--- Problem requirements ---
Your task is to quote the material that follows, in full and exactly.

--- Data lines ---
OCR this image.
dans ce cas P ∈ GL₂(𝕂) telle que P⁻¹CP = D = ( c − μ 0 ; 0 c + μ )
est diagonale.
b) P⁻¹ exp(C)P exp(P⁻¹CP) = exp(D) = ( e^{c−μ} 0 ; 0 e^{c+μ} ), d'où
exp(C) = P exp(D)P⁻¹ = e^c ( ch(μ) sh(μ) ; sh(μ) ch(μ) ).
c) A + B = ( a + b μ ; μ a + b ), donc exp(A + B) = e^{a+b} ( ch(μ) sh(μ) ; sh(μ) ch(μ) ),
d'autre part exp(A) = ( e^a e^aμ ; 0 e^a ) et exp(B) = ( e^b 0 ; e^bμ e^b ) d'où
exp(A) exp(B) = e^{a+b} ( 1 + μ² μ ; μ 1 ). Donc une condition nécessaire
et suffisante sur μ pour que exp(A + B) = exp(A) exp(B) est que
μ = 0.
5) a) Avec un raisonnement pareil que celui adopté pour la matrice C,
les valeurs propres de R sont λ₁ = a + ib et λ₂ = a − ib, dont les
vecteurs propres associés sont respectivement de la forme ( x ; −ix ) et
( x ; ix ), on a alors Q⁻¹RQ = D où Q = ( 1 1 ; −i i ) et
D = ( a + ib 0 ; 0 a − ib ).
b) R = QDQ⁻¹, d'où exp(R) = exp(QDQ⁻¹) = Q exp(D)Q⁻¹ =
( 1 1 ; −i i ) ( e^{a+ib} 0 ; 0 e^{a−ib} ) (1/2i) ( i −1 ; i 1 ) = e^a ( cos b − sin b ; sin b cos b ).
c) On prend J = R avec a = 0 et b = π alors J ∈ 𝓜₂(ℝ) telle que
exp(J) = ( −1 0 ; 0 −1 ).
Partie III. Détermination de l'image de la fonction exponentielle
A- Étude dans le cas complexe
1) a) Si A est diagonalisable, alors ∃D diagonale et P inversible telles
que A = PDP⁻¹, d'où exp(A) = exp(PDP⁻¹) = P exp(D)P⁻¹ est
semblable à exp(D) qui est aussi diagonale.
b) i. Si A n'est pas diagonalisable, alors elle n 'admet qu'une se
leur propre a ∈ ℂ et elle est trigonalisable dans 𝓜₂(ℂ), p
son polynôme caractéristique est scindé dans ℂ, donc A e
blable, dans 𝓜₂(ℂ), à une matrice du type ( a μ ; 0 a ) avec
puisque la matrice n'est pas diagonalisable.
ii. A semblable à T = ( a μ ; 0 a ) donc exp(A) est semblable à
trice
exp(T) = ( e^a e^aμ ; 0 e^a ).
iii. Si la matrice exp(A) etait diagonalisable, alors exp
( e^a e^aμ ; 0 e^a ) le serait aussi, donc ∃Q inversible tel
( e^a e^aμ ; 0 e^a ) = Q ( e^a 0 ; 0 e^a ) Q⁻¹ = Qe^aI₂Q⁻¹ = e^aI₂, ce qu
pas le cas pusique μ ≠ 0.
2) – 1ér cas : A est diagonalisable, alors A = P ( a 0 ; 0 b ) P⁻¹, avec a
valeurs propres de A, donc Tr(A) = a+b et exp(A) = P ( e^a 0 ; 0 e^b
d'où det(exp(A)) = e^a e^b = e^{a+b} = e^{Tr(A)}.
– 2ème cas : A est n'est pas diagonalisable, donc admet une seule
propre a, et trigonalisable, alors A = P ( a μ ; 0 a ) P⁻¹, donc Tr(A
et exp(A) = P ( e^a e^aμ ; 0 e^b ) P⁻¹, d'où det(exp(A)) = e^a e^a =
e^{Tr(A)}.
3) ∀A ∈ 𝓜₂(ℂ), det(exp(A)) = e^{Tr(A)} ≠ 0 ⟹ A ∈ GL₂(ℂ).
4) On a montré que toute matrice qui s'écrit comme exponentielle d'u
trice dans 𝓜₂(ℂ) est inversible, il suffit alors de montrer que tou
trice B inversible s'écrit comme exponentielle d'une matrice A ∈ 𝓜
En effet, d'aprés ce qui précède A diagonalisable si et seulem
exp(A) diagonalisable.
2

--- Result below ---
OCR this image.
dans ce cas P ∈ GL₂(𝕂) telle que P⁻¹CP = D = ( c − μ 0 ; 0 c + μ )
est diagonale.
b) P⁻¹ exp(C)P exp(P⁻¹CP) = exp(D) = ( e^{c−μ} 0 ; 0 e^{c+μ} ), d'où
exp(C) = P exp(D)P⁻¹ = e^c ( ch(μ) sh(μ) ; sh(μ) ch(μ) ).
c) A + B = ( a + b μ ; μ a + b ), donc exp(A + B) = e^{a+b} ( ch(μ) sh(μ) ; sh(μ) ch(μ) ),
d'autre part exp(A) = ( e^a e^aμ ; 0 e^a ) et exp(B) = ( e^b 0 ; e^bμ e^b ) d'où
exp(A) exp(B) = e^{a+b} ( 1 + μ² μ ; μ 1 ). Donc une condition nécessaire
et suffisante sur μ pour que exp(A + B) = exp(A) exp(B) est que
μ = 0.
5) a) Avec un raisonnement pareil que celui adopté pour la matrice C,
les valeurs propres de R sont λ₁ = a + ib et λ₂ = a − ib, dont les
vecteurs propres associés sont respectivement de la forme ( x ; −ix ) et
( x ; ix ), on a alors Q⁻¹RQ = D où Q = ( 1 1 ; −i i ) et
D = ( a + ib 0 ; 0 a − ib ).
b) R = QDQ⁻¹, d'où exp(R) = exp(QDQ⁻¹) = Q exp(D)Q⁻¹ =
( 1 1 ; −i i ) ( e^{a+ib} 0 ; 0 e^{a−ib} ) (1/2i) ( i −1 ; i 1 ) = e^a ( cos b − sin b ; sin b cos b ).
c) On prend J = R avec a = 0 et b = π alors J ∈ 𝓜₂(ℝ) telle que
exp(J) = ( −1 0 ; 0 −1 ).
Partie III. Détermination de l'image de la fonction exponentielle
A- Étude dans le cas complexe
1) a) Si A est diagonalisable, alors ∃D diagonale et P inversible telles
que A = PDP⁻¹, d'où exp(A) = exp(PDP⁻¹) = P exp(D)P⁻¹ est
semblable à exp(D) qui est aussi diagonale.
b) i. Si A n'est pas diagonalisable, alors elle n 'admet qu'une se
leur propre a ∈ ℂ et elle est trigonalisable dans 𝓜₂(ℂ), p
son polynôme caractéristique est scindé dans ℂ, donc A e
blable, dans 𝓜₂(ℂ), à une matrice du type ( a μ ; 0 a ) avec
puisque la matrice n'est pas diagonalisable.
ii. A semblable à T = ( a μ ; 0 a ) donc exp(A) est semblable à
trice
exp(T) = ( e^a e^aμ ; 0 e^a ).
iii. Si la matrice exp(A) etait diagonalisable, alors exp
( e^a e^aμ ; 0 e^a ) le serait aussi, donc ∃Q inversible tel
( e^a e^aμ ; 0 e^a ) = Q ( e^a 0 ; 0 e^a ) Q⁻¹ = Qe^aI₂Q⁻¹ = e^aI₂, ce qu
pas le cas pusique μ ≠ 0.
2) – 1ér cas : A est diagonalisable, alors A = P ( a 0 ; 0 b ) P⁻¹, avec a
valeurs propres de A, donc Tr(A) = a+b et exp(A) = P ( e^a 0 ; 0 e^b
d'où det(exp(A)) = e^a e^b = e^{a+b} = e^{Tr(A)}.
– 2ème cas : A est n'est pas diagonalisable, donc admet une seule
propre a, et trigonalisable, alors A = P ( a μ ; 0 a ) P⁻¹, donc Tr(A
et exp(A) = P ( e^a e^aμ ; 0 e^b ) P⁻¹, d'où det(exp(A)) = e^a e^a =
e^{Tr(A)}.
3) ∀A ∈ 𝓜₂(ℂ), det(exp(A)) = e^{Tr(A)} ≠ 0 ⟹ A ∈ GL₂(ℂ).
4) On a montré que toute matrice qui s'écrit comme exponentielle d'u
trice dans 𝓜₂(ℂ) est inversible, il suffit alors de montrer que tou
trice B inversible s'écrit comme exponentielle d'une matrice A ∈ 𝓜
En effet, d'aprés ce qui précède A diagonalisable si et seulem
exp(A) diagonalisable.
2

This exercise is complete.